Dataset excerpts
----

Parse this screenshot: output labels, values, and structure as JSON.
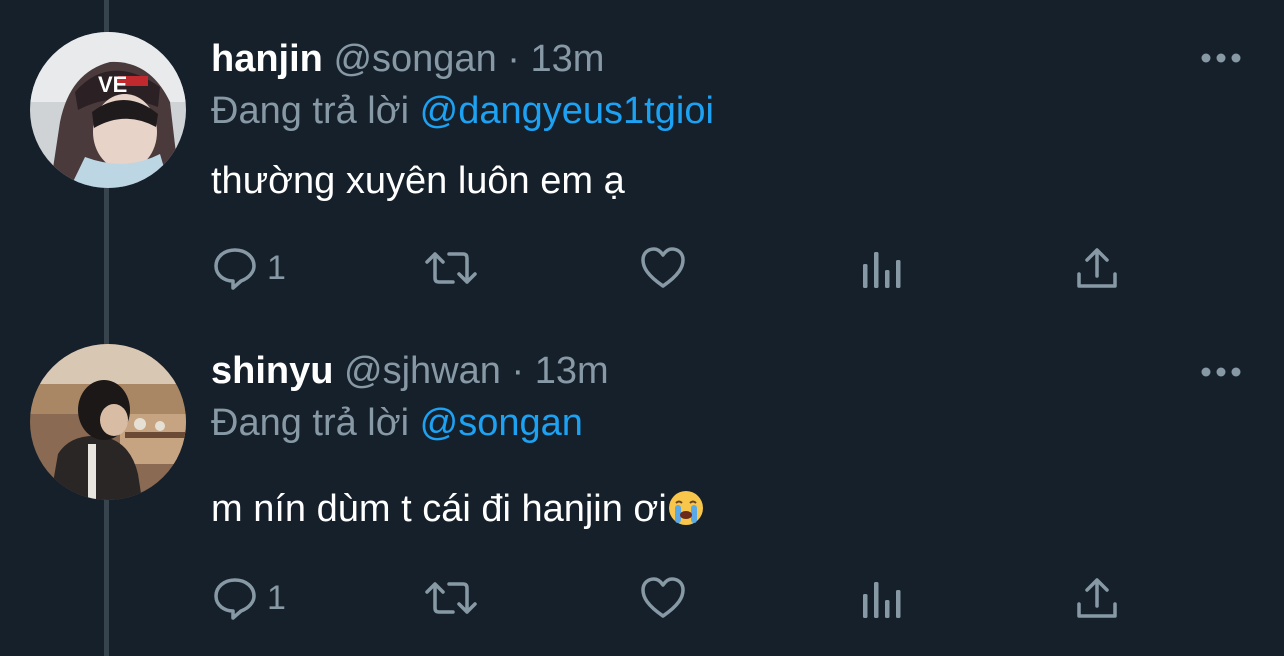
{
  "tweets": [
    {
      "name": "hanjin",
      "handle": "@songan",
      "separator": "·",
      "time": "13m",
      "reply_prefix": "Đang trả lời",
      "reply_to": "@dangyeus1tgioi",
      "text": "thường xuyên luôn em ạ",
      "reply_count": "1"
    },
    {
      "name": "shinyu",
      "handle": "@sjhwan",
      "separator": "·",
      "time": "13m",
      "reply_prefix": "Đang trả lời",
      "reply_to": "@songan",
      "text": "m nín dùm t cái đi hanjin ơi",
      "reply_count": "1"
    }
  ],
  "colors": {
    "background": "#15202b",
    "secondary_text": "#8899a6",
    "link": "#1da1f2",
    "thread_line": "#38444d"
  },
  "icons": [
    "reply-icon",
    "retweet-icon",
    "like-icon",
    "stats-icon",
    "share-icon",
    "more-icon",
    "crying-face-emoji"
  ]
}
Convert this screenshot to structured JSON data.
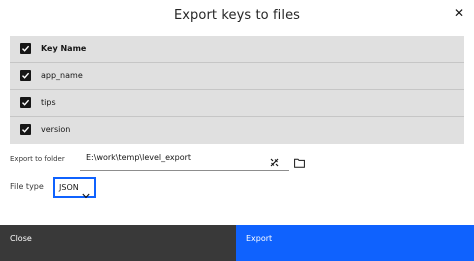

----

Stated goal >>
For each line above that contains the word "hanjin", copy that line.

Solved problem >>
      "name": "hanjin",
      "text": "m nín dùm t cái đi hanjin ơi",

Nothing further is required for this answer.